### YOUR TASK
Which lines in the items below contain the string "hole" with the same capitalization? Copy each of those lines in full.

++++++

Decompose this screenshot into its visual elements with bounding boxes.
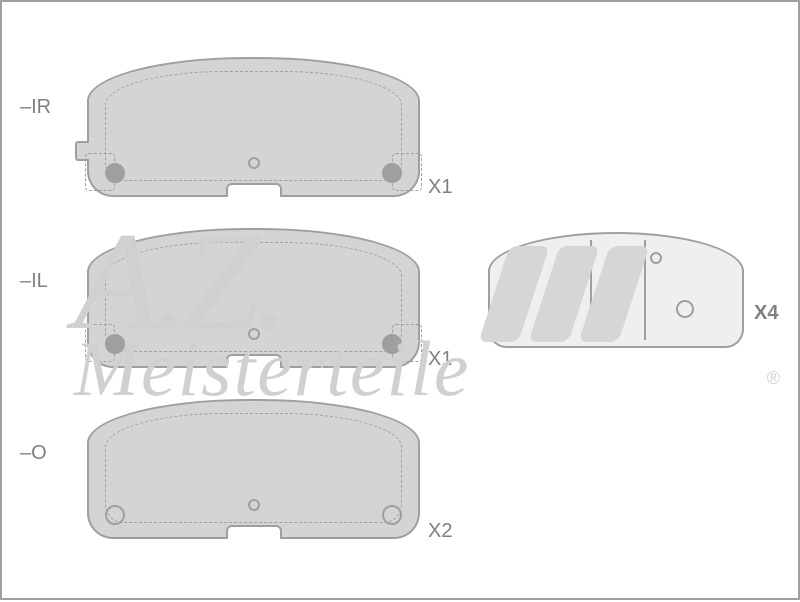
row-label-IL: –IL: [20, 270, 48, 293]
clip-ear-left: [85, 153, 115, 191]
center-hole: [248, 328, 260, 340]
shim-hole-l: [544, 300, 562, 318]
shim-vline-r: [644, 240, 646, 340]
row-label-IR: –IR: [20, 96, 51, 119]
shim-hole-r: [676, 300, 694, 318]
center-hole: [248, 157, 260, 169]
shim-top-hole-l: [574, 252, 586, 264]
mount-hole-br: [382, 505, 402, 525]
bottom-slot: [226, 525, 282, 539]
qty-label-shim: X4: [754, 302, 778, 325]
bottom-slot: [226, 183, 282, 197]
qty-label-IR: X1: [428, 176, 452, 199]
brake-pad-IR: [87, 57, 420, 197]
brake-pad-set-diagram: –IR –IL –O X1 X1 X2: [2, 2, 800, 602]
mount-hole-bl: [105, 505, 125, 525]
clip-ear-right: [392, 153, 422, 191]
brake-pad-IL: [87, 228, 420, 368]
shim-vline-l: [590, 240, 592, 340]
clip-ear-right: [392, 324, 422, 362]
brake-pad-O: [87, 399, 420, 539]
qty-label-O: X2: [428, 520, 452, 543]
row-label-O: –O: [20, 442, 47, 465]
clip-ear-left: [85, 324, 115, 362]
qty-label-IL: X1: [428, 348, 452, 371]
shim-top-hole-r: [650, 252, 662, 264]
center-hole: [248, 499, 260, 511]
registered-mark: ®: [767, 368, 780, 389]
bottom-slot: [226, 354, 282, 368]
shim-plate: [488, 232, 744, 348]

++++++

### PROBLEM SOLUTION
center-hole: [248, 328, 260, 340]
shim-hole-l: [544, 300, 562, 318]
shim-hole-r: [676, 300, 694, 318]
center-hole: [248, 157, 260, 169]
shim-top-hole-l: [574, 252, 586, 264]
mount-hole-br: [382, 505, 402, 525]
mount-hole-bl: [105, 505, 125, 525]
shim-top-hole-r: [650, 252, 662, 264]
center-hole: [248, 499, 260, 511]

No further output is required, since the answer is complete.